* [Your objective]: Transcribe the lines below verbatim, skipping the images.

* [Exercise materials]:
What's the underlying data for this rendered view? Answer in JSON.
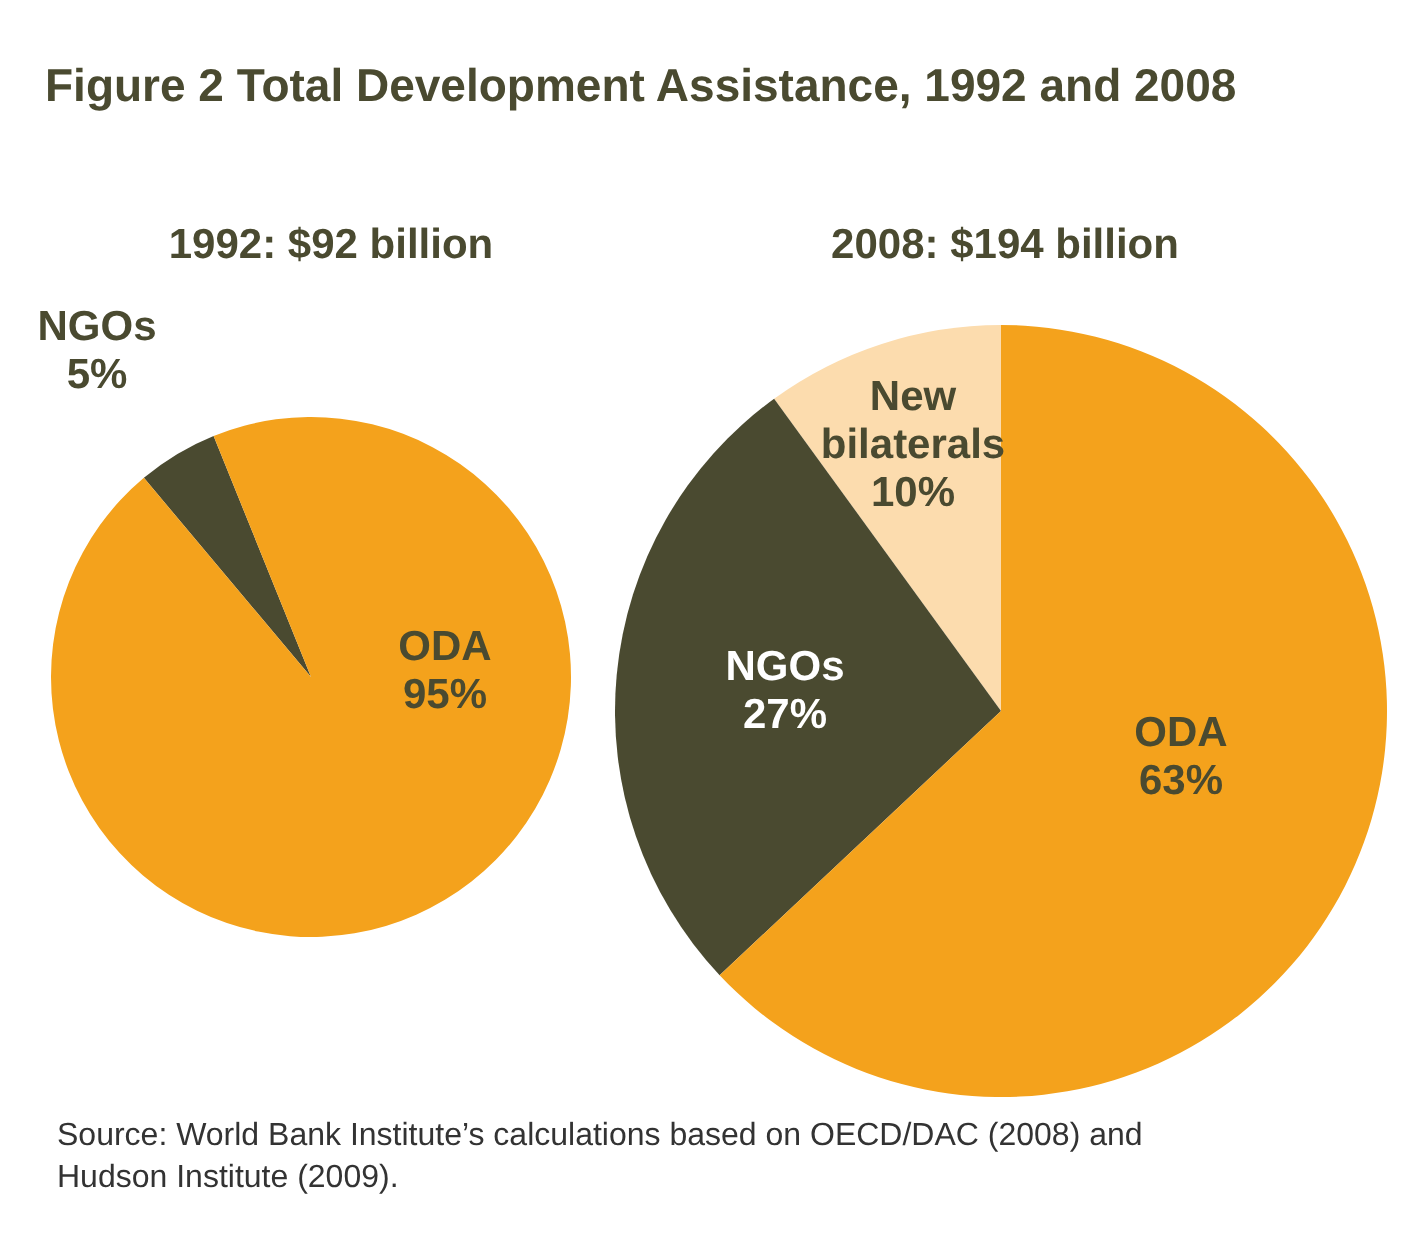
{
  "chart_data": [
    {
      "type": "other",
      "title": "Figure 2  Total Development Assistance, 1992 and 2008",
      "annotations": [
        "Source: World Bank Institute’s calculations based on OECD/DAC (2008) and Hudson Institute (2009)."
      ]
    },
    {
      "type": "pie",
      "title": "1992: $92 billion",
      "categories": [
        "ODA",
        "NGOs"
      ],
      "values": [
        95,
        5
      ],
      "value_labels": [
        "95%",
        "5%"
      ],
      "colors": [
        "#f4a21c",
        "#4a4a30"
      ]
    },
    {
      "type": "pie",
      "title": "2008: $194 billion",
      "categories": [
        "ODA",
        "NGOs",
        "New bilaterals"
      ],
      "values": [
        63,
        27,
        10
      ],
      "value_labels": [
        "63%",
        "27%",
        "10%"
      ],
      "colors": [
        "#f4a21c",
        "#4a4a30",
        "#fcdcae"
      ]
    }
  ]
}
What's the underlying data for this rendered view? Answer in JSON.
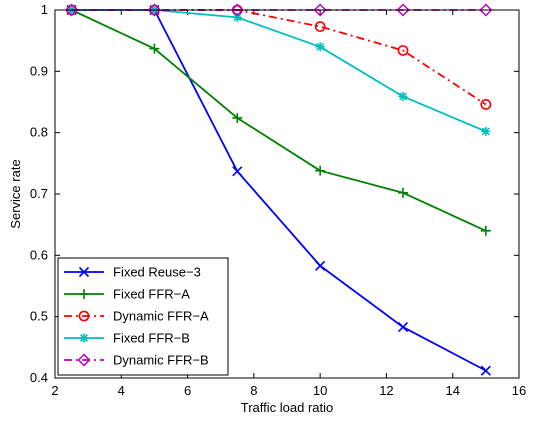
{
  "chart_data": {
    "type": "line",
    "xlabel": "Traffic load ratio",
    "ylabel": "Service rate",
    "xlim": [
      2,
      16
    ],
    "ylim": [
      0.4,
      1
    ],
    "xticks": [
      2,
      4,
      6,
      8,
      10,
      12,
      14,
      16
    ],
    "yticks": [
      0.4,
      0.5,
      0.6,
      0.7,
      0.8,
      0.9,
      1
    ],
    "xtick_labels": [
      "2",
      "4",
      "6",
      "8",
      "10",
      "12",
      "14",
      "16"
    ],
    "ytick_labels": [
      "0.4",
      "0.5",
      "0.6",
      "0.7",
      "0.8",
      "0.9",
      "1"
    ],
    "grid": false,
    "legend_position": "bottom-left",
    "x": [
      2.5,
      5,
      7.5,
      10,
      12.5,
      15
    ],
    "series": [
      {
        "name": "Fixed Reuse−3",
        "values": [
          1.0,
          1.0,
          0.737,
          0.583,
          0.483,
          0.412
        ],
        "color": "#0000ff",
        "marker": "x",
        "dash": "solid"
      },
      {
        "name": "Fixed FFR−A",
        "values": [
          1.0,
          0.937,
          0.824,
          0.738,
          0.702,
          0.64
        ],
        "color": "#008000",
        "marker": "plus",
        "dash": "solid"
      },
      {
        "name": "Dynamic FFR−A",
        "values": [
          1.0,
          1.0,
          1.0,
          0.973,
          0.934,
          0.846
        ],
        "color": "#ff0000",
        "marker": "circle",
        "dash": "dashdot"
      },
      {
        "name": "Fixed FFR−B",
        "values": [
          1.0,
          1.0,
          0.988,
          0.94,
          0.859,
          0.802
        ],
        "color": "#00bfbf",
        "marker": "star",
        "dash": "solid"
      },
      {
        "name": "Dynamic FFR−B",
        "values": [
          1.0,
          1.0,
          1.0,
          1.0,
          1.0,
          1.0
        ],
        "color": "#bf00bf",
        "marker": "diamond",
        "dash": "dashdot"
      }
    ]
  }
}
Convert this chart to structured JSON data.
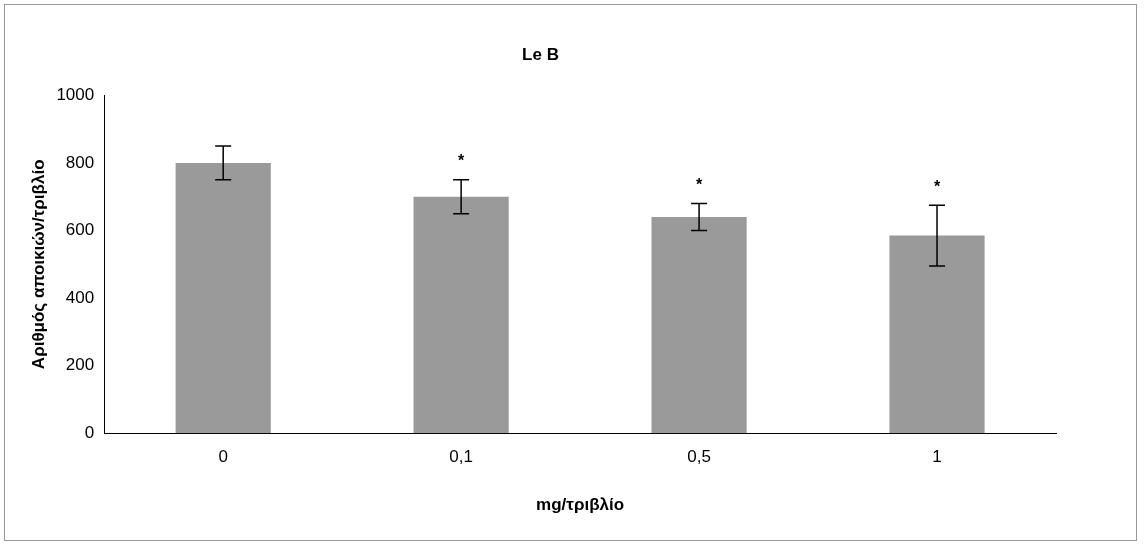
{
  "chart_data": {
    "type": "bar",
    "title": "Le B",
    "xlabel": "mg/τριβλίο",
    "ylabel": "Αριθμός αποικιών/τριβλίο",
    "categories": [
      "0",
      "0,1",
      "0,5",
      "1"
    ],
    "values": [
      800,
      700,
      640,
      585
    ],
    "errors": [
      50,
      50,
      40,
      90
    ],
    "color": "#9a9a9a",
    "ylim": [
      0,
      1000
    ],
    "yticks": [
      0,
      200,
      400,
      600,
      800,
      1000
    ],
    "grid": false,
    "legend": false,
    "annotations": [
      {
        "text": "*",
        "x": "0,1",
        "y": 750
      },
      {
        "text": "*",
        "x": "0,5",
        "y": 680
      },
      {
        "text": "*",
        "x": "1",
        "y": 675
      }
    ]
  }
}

* [Full output]:
What's the underlying data for this rendered view? Answer in JSON.
{
  "chart_data": [
    {
      "type": "other",
      "title": "Figure 2  Total Development Assistance, 1992 and 2008",
      "annotations": [
        "Source: World Bank Institute’s calculations based on OECD/DAC (2008) and Hudson Institute (2009)."
      ]
    },
    {
      "type": "pie",
      "title": "1992: $92 billion",
      "categories": [
        "ODA",
        "NGOs"
      ],
      "values": [
        95,
        5
      ],
      "value_labels": [
        "95%",
        "5%"
      ],
      "colors": [
        "#f4a21c",
        "#4a4a30"
      ]
    },
    {
      "type": "pie",
      "title": "2008: $194 billion",
      "categories": [
        "ODA",
        "NGOs",
        "New bilaterals"
      ],
      "values": [
        63,
        27,
        10
      ],
      "value_labels": [
        "63%",
        "27%",
        "10%"
      ],
      "colors": [
        "#f4a21c",
        "#4a4a30",
        "#fcdcae"
      ]
    }
  ]
}
What's the underlying data for this rendered view? Answer in JSON.
{
  "chart_data": {
    "type": "line",
    "xlabel": "Traffic load ratio",
    "ylabel": "Service rate",
    "xlim": [
      2,
      16
    ],
    "ylim": [
      0.4,
      1
    ],
    "xticks": [
      2,
      4,
      6,
      8,
      10,
      12,
      14,
      16
    ],
    "yticks": [
      0.4,
      0.5,
      0.6,
      0.7,
      0.8,
      0.9,
      1
    ],
    "xtick_labels": [
      "2",
      "4",
      "6",
      "8",
      "10",
      "12",
      "14",
      "16"
    ],
    "ytick_labels": [
      "0.4",
      "0.5",
      "0.6",
      "0.7",
      "0.8",
      "0.9",
      "1"
    ],
    "grid": false,
    "legend_position": "bottom-left",
    "x": [
      2.5,
      5,
      7.5,
      10,
      12.5,
      15
    ],
    "series": [
      {
        "name": "Fixed Reuse−3",
        "values": [
          1.0,
          1.0,
          0.737,
          0.583,
          0.483,
          0.412
        ],
        "color": "#0000ff",
        "marker": "x",
        "dash": "solid"
      },
      {
        "name": "Fixed FFR−A",
        "values": [
          1.0,
          0.937,
          0.824,
          0.738,
          0.702,
          0.64
        ],
        "color": "#008000",
        "marker": "plus",
        "dash": "solid"
      },
      {
        "name": "Dynamic FFR−A",
        "values": [
          1.0,
          1.0,
          1.0,
          0.973,
          0.934,
          0.846
        ],
        "color": "#ff0000",
        "marker": "circle",
        "dash": "dashdot"
      },
      {
        "name": "Fixed FFR−B",
        "values": [
          1.0,
          1.0,
          0.988,
          0.94,
          0.859,
          0.802
        ],
        "color": "#00bfbf",
        "marker": "star",
        "dash": "solid"
      },
      {
        "name": "Dynamic FFR−B",
        "values": [
          1.0,
          1.0,
          1.0,
          1.0,
          1.0,
          1.0
        ],
        "color": "#bf00bf",
        "marker": "diamond",
        "dash": "dashdot"
      }
    ]
  }
}
Convert this chart to structured JSON data.
{
  "chart_data": {
    "type": "bar",
    "title": "Le B",
    "xlabel": "mg/τριβλίο",
    "ylabel": "Αριθμός αποικιών/τριβλίο",
    "categories": [
      "0",
      "0,1",
      "0,5",
      "1"
    ],
    "values": [
      800,
      700,
      640,
      585
    ],
    "errors": [
      50,
      50,
      40,
      90
    ],
    "color": "#9a9a9a",
    "ylim": [
      0,
      1000
    ],
    "yticks": [
      0,
      200,
      400,
      600,
      800,
      1000
    ],
    "grid": false,
    "legend": false,
    "annotations": [
      {
        "text": "*",
        "x": "0,1",
        "y": 750
      },
      {
        "text": "*",
        "x": "0,5",
        "y": 680
      },
      {
        "text": "*",
        "x": "1",
        "y": 675
      }
    ]
  }
}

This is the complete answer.